▶ [Aim of the exercise] Extract every line that contains the word "Precipitation".

Dataset entries on figures
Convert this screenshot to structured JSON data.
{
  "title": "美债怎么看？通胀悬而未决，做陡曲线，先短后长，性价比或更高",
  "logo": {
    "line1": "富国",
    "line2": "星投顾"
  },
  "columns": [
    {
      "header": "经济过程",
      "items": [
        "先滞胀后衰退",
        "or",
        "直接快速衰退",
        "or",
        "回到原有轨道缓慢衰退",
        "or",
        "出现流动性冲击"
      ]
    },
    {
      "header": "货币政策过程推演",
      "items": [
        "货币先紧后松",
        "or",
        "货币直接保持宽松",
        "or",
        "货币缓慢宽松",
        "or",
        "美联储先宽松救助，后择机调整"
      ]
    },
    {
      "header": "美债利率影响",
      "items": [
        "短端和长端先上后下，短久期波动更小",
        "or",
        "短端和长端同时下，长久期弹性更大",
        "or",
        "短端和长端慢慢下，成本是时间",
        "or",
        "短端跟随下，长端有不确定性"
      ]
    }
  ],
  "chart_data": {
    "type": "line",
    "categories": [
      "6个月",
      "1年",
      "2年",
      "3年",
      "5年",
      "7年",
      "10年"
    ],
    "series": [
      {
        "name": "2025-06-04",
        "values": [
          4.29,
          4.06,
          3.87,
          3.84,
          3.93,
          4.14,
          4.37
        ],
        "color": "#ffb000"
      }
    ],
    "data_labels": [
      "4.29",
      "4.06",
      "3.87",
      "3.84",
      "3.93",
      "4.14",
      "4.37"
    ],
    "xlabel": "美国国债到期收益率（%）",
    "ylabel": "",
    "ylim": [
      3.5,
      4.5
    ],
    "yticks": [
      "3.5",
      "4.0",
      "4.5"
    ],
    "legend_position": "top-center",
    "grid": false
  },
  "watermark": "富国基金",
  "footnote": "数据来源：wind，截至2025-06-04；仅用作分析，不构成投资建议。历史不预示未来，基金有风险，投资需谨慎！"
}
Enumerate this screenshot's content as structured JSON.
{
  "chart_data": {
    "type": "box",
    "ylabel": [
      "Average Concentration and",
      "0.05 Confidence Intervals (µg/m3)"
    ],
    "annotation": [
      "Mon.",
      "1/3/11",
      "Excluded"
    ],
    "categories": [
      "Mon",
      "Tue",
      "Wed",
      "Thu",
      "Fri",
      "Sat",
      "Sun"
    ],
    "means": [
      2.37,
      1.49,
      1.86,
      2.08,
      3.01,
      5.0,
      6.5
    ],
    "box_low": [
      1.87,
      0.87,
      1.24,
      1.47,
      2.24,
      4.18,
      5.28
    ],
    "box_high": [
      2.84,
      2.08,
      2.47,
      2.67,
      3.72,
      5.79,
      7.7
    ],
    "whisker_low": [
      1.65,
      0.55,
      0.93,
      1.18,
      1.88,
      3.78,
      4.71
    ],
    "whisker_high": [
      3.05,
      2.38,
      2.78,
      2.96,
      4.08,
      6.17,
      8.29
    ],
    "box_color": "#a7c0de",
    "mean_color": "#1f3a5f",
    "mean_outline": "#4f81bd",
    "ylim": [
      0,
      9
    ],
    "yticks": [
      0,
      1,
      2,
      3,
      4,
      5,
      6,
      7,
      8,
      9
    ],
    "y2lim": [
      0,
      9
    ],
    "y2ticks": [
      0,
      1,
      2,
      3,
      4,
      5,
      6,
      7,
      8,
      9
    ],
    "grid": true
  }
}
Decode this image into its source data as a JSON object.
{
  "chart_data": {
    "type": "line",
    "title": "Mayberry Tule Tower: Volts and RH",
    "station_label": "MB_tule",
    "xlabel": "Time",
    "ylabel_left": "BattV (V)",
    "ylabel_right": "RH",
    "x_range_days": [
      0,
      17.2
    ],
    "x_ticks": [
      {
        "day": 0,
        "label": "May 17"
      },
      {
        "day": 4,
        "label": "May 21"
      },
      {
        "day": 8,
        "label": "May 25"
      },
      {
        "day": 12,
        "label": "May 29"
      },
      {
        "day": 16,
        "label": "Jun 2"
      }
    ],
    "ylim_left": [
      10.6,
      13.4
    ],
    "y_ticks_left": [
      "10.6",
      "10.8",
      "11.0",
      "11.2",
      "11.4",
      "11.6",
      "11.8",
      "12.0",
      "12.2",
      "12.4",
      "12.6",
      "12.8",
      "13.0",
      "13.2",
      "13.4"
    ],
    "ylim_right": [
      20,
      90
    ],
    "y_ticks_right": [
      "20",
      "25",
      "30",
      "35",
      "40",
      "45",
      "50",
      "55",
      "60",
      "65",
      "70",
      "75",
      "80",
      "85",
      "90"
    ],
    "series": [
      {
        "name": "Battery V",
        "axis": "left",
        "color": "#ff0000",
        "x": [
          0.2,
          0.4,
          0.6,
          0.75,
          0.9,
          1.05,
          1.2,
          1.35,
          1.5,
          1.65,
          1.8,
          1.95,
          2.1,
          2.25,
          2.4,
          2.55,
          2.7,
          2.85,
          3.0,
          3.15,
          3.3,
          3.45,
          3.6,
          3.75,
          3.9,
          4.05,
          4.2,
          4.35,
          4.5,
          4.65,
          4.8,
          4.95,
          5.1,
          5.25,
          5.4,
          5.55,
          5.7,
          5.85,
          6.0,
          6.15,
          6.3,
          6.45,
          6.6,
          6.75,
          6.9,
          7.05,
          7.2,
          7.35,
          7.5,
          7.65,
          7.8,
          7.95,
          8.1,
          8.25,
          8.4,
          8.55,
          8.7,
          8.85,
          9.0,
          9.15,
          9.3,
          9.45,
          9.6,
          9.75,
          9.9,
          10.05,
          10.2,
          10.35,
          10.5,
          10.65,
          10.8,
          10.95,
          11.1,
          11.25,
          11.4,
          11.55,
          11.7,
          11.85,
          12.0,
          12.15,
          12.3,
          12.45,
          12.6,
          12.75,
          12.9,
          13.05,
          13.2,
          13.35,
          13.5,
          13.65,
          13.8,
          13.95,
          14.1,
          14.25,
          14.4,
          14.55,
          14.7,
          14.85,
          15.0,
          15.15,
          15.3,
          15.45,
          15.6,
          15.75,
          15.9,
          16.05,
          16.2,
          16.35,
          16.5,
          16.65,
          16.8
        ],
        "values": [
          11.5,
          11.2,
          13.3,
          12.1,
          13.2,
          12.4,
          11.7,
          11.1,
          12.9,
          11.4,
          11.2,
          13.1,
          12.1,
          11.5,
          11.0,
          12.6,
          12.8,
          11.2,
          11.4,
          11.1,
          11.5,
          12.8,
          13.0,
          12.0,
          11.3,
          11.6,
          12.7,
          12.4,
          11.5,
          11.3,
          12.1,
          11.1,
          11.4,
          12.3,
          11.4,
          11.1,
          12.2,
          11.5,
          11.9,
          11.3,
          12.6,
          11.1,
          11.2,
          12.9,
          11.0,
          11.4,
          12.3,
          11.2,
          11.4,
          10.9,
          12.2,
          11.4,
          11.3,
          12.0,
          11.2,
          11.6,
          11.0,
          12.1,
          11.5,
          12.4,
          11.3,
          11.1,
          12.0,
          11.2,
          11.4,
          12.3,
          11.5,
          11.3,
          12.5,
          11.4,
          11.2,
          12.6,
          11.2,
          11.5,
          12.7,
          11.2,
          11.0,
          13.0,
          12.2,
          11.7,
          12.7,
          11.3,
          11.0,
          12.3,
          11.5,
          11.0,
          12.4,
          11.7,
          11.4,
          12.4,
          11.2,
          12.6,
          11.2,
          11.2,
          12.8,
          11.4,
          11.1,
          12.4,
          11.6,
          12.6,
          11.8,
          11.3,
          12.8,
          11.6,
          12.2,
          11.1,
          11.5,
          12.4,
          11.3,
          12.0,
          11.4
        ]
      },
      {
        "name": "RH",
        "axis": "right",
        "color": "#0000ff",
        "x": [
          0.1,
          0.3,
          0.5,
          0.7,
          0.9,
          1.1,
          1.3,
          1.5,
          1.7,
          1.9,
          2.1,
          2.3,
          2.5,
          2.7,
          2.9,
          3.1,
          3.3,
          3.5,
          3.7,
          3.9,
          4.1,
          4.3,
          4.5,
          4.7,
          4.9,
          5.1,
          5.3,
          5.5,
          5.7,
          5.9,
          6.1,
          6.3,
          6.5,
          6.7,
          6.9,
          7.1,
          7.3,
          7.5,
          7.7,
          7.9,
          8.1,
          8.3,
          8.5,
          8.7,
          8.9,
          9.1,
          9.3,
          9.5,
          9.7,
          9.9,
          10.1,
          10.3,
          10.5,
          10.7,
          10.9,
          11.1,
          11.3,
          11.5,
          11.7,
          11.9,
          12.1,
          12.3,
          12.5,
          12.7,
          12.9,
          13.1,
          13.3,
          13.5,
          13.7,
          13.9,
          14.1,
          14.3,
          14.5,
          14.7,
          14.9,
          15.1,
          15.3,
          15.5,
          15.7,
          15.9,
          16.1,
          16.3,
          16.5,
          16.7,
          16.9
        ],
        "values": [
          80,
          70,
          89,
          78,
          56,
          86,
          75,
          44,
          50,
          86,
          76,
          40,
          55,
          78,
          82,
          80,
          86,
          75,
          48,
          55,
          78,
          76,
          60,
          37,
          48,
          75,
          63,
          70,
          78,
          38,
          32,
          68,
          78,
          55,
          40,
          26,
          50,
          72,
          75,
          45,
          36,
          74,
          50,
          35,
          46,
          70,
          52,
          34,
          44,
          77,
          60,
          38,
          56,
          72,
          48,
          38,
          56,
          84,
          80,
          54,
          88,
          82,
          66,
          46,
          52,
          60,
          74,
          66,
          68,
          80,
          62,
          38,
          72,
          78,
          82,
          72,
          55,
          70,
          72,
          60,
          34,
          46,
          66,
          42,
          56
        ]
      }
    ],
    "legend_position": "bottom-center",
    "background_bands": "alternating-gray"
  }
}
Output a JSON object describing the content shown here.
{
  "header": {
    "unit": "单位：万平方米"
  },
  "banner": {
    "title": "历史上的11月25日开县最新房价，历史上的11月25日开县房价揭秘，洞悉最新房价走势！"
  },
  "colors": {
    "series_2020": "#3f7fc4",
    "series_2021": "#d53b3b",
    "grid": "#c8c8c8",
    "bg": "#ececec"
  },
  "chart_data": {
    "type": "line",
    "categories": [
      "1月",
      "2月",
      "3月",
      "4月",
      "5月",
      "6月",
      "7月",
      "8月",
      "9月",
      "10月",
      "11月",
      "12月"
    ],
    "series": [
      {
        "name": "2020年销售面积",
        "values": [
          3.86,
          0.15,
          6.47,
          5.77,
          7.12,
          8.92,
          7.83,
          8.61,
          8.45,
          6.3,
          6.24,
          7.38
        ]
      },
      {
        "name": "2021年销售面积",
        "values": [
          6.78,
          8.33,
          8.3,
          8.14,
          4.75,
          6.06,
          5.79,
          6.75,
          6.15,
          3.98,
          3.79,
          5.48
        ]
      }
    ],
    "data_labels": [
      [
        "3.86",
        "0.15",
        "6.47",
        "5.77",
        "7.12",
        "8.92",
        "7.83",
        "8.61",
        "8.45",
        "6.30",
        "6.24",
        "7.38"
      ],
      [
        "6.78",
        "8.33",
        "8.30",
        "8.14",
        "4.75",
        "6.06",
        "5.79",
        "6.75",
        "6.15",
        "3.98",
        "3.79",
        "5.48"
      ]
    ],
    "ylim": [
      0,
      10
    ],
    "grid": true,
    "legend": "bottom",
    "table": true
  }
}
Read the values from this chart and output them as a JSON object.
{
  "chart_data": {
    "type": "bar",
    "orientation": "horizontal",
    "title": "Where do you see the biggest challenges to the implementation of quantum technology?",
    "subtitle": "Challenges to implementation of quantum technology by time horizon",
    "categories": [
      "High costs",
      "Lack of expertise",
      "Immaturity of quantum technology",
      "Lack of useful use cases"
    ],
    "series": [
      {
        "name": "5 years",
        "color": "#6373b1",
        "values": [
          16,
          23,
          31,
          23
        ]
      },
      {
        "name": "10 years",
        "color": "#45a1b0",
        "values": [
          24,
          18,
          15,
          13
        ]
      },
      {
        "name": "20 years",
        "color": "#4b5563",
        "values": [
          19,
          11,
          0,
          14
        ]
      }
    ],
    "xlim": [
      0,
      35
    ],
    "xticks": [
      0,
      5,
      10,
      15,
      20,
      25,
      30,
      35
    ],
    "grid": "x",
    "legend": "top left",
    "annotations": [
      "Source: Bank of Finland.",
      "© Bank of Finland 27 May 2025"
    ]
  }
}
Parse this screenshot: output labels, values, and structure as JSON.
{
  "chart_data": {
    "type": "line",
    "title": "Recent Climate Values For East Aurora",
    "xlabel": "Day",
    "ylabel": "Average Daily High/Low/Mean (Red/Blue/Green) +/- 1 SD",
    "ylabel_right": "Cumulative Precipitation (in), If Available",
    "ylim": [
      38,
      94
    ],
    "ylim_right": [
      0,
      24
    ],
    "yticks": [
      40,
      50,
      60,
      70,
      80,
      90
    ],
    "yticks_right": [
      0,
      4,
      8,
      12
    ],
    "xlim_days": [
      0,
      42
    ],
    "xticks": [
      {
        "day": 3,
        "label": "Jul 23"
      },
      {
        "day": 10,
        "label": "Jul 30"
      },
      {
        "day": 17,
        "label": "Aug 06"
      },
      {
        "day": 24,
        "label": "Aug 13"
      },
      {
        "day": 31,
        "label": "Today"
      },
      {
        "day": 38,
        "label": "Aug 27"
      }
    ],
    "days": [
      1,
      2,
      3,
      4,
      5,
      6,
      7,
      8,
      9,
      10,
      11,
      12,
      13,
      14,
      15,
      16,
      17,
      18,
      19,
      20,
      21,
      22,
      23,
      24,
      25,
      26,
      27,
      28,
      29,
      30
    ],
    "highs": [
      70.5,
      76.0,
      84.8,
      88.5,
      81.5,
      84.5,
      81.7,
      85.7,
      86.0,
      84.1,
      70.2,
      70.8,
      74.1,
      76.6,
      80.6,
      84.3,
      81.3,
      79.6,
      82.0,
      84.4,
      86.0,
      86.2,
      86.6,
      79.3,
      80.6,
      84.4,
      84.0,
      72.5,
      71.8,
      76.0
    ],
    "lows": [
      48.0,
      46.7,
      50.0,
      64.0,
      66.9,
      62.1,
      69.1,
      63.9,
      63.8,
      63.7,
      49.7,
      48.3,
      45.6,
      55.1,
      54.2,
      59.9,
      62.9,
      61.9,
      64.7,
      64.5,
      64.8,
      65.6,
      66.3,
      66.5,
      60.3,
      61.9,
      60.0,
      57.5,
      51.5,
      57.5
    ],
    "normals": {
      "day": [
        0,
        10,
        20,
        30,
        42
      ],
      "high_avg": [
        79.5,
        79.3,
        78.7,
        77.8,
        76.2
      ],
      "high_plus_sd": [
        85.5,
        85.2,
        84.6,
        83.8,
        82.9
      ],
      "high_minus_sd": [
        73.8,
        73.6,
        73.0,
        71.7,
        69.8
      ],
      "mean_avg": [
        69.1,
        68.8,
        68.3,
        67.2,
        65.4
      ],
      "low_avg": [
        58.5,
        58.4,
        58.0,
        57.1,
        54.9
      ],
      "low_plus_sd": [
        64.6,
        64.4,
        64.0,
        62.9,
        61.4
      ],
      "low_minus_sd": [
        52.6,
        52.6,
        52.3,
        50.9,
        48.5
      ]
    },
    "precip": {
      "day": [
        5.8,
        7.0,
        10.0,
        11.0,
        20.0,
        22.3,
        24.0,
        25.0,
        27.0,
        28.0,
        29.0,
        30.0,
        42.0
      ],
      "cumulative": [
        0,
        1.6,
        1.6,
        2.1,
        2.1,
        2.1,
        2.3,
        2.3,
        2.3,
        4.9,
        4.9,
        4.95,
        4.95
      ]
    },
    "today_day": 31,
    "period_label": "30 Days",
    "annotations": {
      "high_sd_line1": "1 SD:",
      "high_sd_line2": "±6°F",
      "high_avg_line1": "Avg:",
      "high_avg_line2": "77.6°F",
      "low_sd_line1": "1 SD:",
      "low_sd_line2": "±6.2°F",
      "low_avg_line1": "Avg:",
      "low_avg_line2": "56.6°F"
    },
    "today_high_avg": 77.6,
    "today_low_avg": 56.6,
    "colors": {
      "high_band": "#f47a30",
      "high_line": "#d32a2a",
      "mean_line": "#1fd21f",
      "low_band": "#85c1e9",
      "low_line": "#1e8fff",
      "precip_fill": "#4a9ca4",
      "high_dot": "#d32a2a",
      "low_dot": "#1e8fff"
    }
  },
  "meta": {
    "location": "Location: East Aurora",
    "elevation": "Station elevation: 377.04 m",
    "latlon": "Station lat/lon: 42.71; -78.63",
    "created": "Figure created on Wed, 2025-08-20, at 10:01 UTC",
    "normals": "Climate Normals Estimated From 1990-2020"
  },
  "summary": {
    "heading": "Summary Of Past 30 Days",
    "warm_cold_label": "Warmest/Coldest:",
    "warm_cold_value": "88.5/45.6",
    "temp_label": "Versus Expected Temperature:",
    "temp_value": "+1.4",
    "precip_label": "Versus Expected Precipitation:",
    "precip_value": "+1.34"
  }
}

▶ [Complete answer]
    "ylabel_right": "Cumulative Precipitation (in), If Available",
    "precip_label": "Versus Expected Precipitation:",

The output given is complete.